• [DESCRIPTION OF THE TASK]
Write the records out again exactly, leaving no images in.

• [GIVEN RECORDS]
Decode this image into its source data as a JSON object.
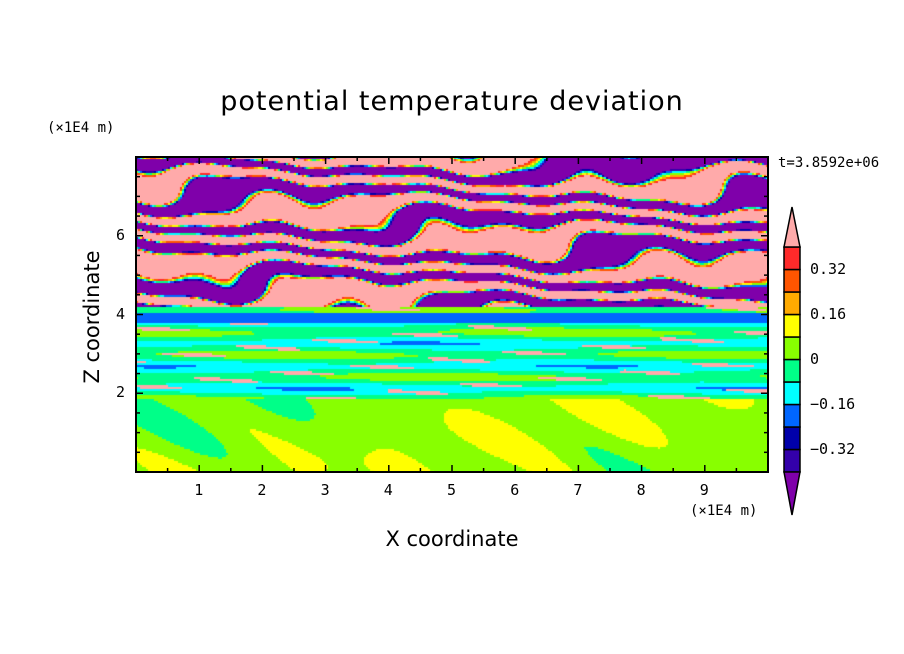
{
  "chart_data": {
    "type": "heatmap",
    "subtype": "filled-contour",
    "title": "potential temperature deviation",
    "xlabel": "X coordinate",
    "ylabel": "Z coordinate",
    "x_unit": "(×1E4 m)",
    "y_unit": "(×1E4 m)",
    "xlim": [
      0,
      10
    ],
    "ylim": [
      0,
      8
    ],
    "x_ticks": [
      "1",
      "2",
      "3",
      "4",
      "5",
      "6",
      "7",
      "8",
      "9"
    ],
    "y_ticks": [
      "2",
      "4",
      "6"
    ],
    "time_annotation": "t=3.8592e+06",
    "colorbar": {
      "levels": [
        -0.4,
        -0.32,
        -0.24,
        -0.16,
        -0.08,
        0,
        0.08,
        0.16,
        0.24,
        0.32,
        0.4
      ],
      "labels": [
        "0.32",
        "0.16",
        "0",
        "−0.16",
        "−0.32"
      ],
      "label_values": [
        0.32,
        0.16,
        0,
        -0.16,
        -0.32
      ],
      "colors": [
        "#7f00aa",
        "#3300aa",
        "#0000aa",
        "#0066ff",
        "#00ffff",
        "#00ff88",
        "#88ff00",
        "#ffff00",
        "#ffaa00",
        "#ff5500",
        "#ff2a2a",
        "#ffaaaa"
      ],
      "extend": "both"
    },
    "description_regions": {
      "upper_layer_z_above_4": "alternating bands below -0.4 and above 0.4",
      "middle_layer_z_2_to_4": "near zero to slightly negative, with scattered positive streaks",
      "lower_layer_z_below_2": "0 to 0.08 with patches above 0.08"
    }
  }
}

• [ANSWER FOR THE TASK]
Decode this image into its source data as a JSON object.
{
  "chart_data": {
    "type": "heatmap",
    "subtype": "filled-contour",
    "title": "potential temperature deviation",
    "xlabel": "X coordinate",
    "ylabel": "Z coordinate",
    "x_unit": "(×1E4 m)",
    "y_unit": "(×1E4 m)",
    "xlim": [
      0,
      10
    ],
    "ylim": [
      0,
      8
    ],
    "x_ticks": [
      "1",
      "2",
      "3",
      "4",
      "5",
      "6",
      "7",
      "8",
      "9"
    ],
    "y_ticks": [
      "2",
      "4",
      "6"
    ],
    "time_annotation": "t=3.8592e+06",
    "colorbar": {
      "levels": [
        -0.4,
        -0.32,
        -0.24,
        -0.16,
        -0.08,
        0,
        0.08,
        0.16,
        0.24,
        0.32,
        0.4
      ],
      "labels": [
        "0.32",
        "0.16",
        "0",
        "−0.16",
        "−0.32"
      ],
      "label_values": [
        0.32,
        0.16,
        0,
        -0.16,
        -0.32
      ],
      "colors": [
        "#7f00aa",
        "#3300aa",
        "#0000aa",
        "#0066ff",
        "#00ffff",
        "#00ff88",
        "#88ff00",
        "#ffff00",
        "#ffaa00",
        "#ff5500",
        "#ff2a2a",
        "#ffaaaa"
      ],
      "extend": "both"
    },
    "description_regions": {
      "upper_layer_z_above_4": "alternating bands below -0.4 and above 0.4",
      "middle_layer_z_2_to_4": "near zero to slightly negative, with scattered positive streaks",
      "lower_layer_z_below_2": "0 to 0.08 with patches above 0.08"
    }
  }
}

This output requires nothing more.